Collection entries
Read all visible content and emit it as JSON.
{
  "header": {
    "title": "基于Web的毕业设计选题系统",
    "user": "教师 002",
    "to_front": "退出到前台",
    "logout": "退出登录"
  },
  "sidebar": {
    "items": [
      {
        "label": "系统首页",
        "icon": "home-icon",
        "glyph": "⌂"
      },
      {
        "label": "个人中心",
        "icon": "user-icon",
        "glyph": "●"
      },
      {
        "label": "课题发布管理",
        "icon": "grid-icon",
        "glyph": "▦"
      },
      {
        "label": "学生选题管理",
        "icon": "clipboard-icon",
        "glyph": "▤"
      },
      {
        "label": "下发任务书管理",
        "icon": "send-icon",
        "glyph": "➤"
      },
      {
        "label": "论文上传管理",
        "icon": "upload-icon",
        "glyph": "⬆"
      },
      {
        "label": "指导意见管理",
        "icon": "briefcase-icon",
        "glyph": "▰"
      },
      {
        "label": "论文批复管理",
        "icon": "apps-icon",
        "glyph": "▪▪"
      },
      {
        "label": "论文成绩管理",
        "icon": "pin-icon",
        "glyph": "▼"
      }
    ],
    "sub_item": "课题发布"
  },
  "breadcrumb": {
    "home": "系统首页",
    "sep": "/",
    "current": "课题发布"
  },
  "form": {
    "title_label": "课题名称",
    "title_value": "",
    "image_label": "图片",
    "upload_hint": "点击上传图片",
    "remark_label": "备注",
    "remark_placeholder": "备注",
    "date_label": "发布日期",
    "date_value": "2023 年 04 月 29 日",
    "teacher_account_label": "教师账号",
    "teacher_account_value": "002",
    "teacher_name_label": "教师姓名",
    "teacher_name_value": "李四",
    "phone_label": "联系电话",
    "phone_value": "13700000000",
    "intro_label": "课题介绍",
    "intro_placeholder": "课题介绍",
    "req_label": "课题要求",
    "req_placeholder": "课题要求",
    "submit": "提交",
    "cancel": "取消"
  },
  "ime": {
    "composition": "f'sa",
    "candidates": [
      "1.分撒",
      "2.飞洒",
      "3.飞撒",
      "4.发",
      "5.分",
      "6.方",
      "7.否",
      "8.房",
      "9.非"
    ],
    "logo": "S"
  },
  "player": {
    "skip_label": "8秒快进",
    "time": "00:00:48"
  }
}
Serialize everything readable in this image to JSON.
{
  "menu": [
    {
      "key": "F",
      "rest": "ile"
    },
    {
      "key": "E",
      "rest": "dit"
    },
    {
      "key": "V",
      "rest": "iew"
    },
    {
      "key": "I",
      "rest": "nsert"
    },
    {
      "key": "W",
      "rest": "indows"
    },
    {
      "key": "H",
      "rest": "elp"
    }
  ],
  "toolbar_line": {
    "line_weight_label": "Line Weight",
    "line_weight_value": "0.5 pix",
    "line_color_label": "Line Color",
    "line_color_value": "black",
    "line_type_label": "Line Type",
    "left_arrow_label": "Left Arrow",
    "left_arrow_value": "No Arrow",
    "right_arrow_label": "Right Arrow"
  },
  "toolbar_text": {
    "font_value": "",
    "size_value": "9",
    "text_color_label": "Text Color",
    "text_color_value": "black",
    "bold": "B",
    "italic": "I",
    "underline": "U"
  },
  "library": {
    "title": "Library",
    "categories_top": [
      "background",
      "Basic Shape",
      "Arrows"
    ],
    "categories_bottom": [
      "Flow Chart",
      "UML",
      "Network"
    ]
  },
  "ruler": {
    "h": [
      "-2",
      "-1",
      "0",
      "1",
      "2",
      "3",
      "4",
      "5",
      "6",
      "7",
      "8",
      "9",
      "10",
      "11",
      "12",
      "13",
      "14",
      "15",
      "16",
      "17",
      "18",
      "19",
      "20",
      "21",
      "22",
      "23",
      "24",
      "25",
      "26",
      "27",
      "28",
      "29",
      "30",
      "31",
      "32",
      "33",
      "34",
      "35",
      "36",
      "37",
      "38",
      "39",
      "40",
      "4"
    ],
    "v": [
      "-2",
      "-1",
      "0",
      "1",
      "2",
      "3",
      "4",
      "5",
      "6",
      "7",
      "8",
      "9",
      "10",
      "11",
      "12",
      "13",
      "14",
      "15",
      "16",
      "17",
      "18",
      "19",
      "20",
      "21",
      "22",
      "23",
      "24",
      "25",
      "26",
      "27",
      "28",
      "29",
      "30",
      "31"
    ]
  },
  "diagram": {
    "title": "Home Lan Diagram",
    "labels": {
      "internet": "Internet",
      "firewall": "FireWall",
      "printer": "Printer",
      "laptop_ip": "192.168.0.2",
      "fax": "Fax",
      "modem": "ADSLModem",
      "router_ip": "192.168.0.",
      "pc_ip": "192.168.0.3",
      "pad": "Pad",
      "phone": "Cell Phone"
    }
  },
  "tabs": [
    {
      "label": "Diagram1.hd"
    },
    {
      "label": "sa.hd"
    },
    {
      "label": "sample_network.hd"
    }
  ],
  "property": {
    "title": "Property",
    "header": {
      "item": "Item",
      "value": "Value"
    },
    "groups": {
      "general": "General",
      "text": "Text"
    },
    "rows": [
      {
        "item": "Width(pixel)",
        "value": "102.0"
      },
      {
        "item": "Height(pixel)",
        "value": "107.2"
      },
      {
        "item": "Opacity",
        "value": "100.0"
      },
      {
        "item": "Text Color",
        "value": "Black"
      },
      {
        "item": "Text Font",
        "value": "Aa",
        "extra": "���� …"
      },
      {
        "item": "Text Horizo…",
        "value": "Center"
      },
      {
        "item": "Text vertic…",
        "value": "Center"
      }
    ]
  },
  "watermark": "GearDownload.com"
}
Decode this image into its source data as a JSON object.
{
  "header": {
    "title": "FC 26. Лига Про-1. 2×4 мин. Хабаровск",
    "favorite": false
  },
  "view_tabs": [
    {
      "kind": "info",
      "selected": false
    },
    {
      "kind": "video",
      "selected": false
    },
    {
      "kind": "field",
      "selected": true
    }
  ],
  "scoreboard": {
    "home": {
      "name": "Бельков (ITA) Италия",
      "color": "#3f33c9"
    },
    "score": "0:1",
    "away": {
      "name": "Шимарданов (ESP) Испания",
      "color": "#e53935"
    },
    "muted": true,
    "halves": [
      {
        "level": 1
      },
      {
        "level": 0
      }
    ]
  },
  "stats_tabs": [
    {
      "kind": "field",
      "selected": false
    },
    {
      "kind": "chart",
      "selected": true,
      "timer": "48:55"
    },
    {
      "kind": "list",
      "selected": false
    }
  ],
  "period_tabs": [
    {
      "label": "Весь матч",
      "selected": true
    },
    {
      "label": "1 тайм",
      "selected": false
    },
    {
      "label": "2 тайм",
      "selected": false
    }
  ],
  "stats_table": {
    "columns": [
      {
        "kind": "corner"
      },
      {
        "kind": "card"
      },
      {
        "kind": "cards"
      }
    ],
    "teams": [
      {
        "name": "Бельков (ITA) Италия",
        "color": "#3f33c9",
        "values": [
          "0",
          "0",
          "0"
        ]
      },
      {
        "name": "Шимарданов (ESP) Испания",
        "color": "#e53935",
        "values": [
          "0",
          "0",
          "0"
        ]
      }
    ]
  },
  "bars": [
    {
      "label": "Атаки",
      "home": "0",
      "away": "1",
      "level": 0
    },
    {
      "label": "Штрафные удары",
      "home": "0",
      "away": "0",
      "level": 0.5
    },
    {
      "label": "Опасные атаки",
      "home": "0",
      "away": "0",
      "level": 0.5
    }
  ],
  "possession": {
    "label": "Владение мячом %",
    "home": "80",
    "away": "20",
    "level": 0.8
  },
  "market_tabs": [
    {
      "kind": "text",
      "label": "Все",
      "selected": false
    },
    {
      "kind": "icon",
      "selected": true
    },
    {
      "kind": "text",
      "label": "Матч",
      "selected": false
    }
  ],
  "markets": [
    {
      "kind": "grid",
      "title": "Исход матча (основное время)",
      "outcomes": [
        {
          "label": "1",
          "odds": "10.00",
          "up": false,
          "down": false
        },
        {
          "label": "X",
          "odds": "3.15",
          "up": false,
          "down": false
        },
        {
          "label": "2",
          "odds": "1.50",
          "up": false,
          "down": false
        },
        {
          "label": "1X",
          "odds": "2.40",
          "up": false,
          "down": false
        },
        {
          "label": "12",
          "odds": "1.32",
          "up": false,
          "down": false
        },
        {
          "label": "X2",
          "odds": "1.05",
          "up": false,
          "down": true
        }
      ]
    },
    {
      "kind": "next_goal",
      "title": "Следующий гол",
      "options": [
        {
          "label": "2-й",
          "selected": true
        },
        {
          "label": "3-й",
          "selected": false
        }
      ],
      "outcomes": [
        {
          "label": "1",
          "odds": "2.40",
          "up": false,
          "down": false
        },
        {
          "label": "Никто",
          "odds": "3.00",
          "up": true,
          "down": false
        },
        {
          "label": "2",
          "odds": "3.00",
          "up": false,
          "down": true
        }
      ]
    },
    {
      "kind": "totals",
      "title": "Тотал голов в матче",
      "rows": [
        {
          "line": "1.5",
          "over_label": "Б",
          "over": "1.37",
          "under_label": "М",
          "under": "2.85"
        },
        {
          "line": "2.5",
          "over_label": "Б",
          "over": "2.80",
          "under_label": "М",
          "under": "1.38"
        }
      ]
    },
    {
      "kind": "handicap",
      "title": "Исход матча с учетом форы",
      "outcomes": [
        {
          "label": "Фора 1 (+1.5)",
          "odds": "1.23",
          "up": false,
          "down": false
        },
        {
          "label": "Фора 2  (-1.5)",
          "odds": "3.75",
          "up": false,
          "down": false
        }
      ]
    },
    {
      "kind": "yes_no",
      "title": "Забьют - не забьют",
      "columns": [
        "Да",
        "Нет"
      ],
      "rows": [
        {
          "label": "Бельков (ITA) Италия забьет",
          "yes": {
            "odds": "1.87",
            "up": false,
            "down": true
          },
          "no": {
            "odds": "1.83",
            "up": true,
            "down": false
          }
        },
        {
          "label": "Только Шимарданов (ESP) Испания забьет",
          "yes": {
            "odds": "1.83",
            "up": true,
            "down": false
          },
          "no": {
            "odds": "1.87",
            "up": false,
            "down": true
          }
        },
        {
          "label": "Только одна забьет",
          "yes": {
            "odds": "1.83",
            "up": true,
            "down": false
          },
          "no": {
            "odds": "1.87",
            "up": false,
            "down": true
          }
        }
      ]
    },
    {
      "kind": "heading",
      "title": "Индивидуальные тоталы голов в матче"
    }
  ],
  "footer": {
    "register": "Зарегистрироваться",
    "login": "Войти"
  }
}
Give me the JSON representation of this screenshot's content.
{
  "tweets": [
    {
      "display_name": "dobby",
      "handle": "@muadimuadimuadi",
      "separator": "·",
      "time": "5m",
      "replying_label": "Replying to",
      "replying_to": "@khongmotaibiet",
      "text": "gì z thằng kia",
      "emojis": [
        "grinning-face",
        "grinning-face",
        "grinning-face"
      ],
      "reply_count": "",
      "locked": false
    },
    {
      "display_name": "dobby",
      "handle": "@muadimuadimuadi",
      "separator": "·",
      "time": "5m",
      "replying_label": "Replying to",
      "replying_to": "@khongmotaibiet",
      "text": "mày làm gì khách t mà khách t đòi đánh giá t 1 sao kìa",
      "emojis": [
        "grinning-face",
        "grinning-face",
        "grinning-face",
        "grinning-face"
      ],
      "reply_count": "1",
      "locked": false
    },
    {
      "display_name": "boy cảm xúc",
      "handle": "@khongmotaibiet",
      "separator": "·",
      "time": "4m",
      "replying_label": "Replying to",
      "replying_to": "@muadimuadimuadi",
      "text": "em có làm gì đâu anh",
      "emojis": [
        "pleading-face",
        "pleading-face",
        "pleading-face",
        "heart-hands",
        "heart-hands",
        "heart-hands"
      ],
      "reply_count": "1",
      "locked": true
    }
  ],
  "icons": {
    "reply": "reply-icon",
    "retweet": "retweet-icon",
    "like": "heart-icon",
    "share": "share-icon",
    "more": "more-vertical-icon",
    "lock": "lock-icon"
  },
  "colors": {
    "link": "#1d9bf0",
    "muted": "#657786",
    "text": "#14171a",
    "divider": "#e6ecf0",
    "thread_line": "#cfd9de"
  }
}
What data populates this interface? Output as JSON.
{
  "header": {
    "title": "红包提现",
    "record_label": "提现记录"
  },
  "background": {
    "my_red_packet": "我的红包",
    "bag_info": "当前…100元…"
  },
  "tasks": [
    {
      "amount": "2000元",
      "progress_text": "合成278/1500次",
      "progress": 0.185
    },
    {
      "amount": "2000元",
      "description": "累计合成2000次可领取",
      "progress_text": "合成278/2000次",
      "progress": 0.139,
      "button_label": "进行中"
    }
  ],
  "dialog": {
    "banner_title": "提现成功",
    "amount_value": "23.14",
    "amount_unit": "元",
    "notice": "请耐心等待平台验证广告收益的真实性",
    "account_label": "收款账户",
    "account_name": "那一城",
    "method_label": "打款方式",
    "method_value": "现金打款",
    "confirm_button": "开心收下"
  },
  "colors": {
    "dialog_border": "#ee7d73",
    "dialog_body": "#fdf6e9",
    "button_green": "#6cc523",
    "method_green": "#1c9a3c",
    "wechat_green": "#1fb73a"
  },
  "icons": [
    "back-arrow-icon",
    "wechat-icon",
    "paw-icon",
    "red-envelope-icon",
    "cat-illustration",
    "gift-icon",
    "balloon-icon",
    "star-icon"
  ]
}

- **DIRECTIONS FOR THIS TASK**: The required answer is a single number: the count of lines in the entries that hold the string "课题要求".

- **EXERCISE RESULT**: 2